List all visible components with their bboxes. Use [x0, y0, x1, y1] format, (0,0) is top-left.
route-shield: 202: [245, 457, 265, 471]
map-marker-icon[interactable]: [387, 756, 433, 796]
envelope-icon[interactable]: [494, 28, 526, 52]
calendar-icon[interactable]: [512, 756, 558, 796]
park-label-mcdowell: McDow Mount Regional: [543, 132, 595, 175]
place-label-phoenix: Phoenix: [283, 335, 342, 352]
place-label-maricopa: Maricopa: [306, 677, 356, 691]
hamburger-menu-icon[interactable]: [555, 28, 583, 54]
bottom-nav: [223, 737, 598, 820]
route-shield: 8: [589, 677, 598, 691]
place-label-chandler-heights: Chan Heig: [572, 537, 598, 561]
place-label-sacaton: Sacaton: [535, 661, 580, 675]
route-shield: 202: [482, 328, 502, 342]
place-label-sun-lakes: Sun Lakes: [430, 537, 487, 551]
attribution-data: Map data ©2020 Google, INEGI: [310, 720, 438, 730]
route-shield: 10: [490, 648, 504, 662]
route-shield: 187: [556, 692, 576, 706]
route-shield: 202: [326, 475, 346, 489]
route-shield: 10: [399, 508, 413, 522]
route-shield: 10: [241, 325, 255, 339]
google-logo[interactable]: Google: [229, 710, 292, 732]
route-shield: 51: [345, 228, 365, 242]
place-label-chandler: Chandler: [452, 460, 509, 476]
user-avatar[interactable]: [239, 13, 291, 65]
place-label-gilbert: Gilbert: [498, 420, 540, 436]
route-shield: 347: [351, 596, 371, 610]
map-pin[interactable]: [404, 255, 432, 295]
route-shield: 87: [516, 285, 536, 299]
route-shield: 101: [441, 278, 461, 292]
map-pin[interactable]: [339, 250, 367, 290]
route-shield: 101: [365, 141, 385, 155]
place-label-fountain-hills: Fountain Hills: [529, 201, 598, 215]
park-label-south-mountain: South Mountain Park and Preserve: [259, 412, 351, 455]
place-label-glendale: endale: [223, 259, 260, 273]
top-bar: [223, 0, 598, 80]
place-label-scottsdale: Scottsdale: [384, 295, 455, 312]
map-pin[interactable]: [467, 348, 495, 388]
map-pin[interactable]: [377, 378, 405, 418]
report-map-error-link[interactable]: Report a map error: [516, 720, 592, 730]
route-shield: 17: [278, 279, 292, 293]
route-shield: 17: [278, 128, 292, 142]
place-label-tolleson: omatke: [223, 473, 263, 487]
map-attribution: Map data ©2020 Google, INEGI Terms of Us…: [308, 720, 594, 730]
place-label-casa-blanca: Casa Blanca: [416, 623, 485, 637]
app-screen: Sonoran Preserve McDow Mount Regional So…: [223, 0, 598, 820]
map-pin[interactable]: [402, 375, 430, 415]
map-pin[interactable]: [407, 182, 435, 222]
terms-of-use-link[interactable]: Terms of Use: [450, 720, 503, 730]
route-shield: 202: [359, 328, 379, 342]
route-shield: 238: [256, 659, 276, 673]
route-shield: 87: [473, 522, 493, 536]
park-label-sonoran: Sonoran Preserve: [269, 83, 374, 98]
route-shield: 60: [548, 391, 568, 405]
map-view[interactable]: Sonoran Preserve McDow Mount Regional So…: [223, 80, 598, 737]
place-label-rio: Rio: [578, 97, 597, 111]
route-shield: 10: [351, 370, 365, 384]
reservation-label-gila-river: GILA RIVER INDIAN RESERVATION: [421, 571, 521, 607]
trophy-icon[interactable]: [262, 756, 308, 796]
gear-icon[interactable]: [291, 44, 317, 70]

=====

WHAT IS NEEDED = Please rewrite all the rows above, switching each "map-pin" to "location-pin" and leaving everything else unchanged.

CORRECT OUTPUT =
List all visible components with their bboxes. Use [x0, y0, x1, y1] format, (0,0) is top-left.
route-shield: 202: [245, 457, 265, 471]
map-marker-icon[interactable]: [387, 756, 433, 796]
envelope-icon[interactable]: [494, 28, 526, 52]
calendar-icon[interactable]: [512, 756, 558, 796]
park-label-mcdowell: McDow Mount Regional: [543, 132, 595, 175]
place-label-phoenix: Phoenix: [283, 335, 342, 352]
place-label-maricopa: Maricopa: [306, 677, 356, 691]
hamburger-menu-icon[interactable]: [555, 28, 583, 54]
bottom-nav: [223, 737, 598, 820]
route-shield: 8: [589, 677, 598, 691]
place-label-chandler-heights: Chan Heig: [572, 537, 598, 561]
place-label-sacaton: Sacaton: [535, 661, 580, 675]
route-shield: 202: [482, 328, 502, 342]
place-label-sun-lakes: Sun Lakes: [430, 537, 487, 551]
attribution-data: Map data ©2020 Google, INEGI: [310, 720, 438, 730]
route-shield: 10: [490, 648, 504, 662]
route-shield: 187: [556, 692, 576, 706]
route-shield: 202: [326, 475, 346, 489]
route-shield: 10: [399, 508, 413, 522]
route-shield: 10: [241, 325, 255, 339]
google-logo[interactable]: Google: [229, 710, 292, 732]
route-shield: 51: [345, 228, 365, 242]
place-label-chandler: Chandler: [452, 460, 509, 476]
user-avatar[interactable]: [239, 13, 291, 65]
place-label-gilbert: Gilbert: [498, 420, 540, 436]
route-shield: 347: [351, 596, 371, 610]
location-pin[interactable]: [404, 255, 432, 295]
route-shield: 87: [516, 285, 536, 299]
route-shield: 101: [441, 278, 461, 292]
location-pin[interactable]: [339, 250, 367, 290]
route-shield: 101: [365, 141, 385, 155]
place-label-fountain-hills: Fountain Hills: [529, 201, 598, 215]
park-label-south-mountain: South Mountain Park and Preserve: [259, 412, 351, 455]
place-label-glendale: endale: [223, 259, 260, 273]
top-bar: [223, 0, 598, 80]
place-label-scottsdale: Scottsdale: [384, 295, 455, 312]
location-pin[interactable]: [467, 348, 495, 388]
location-pin[interactable]: [377, 378, 405, 418]
report-map-error-link[interactable]: Report a map error: [516, 720, 592, 730]
route-shield: 17: [278, 279, 292, 293]
route-shield: 17: [278, 128, 292, 142]
place-label-tolleson: omatke: [223, 473, 263, 487]
map-attribution: Map data ©2020 Google, INEGI Terms of Us…: [308, 720, 594, 730]
place-label-casa-blanca: Casa Blanca: [416, 623, 485, 637]
app-screen: Sonoran Preserve McDow Mount Regional So…: [223, 0, 598, 820]
location-pin[interactable]: [402, 375, 430, 415]
location-pin[interactable]: [407, 182, 435, 222]
terms-of-use-link[interactable]: Terms of Use: [450, 720, 503, 730]
route-shield: 202: [359, 328, 379, 342]
route-shield: 238: [256, 659, 276, 673]
route-shield: 87: [473, 522, 493, 536]
park-label-sonoran: Sonoran Preserve: [269, 83, 374, 98]
route-shield: 60: [548, 391, 568, 405]
map-view[interactable]: Sonoran Preserve McDow Mount Regional So…: [223, 80, 598, 737]
place-label-rio: Rio: [578, 97, 597, 111]
route-shield: 10: [351, 370, 365, 384]
reservation-label-gila-river: GILA RIVER INDIAN RESERVATION: [421, 571, 521, 607]
trophy-icon[interactable]: [262, 756, 308, 796]
gear-icon[interactable]: [291, 44, 317, 70]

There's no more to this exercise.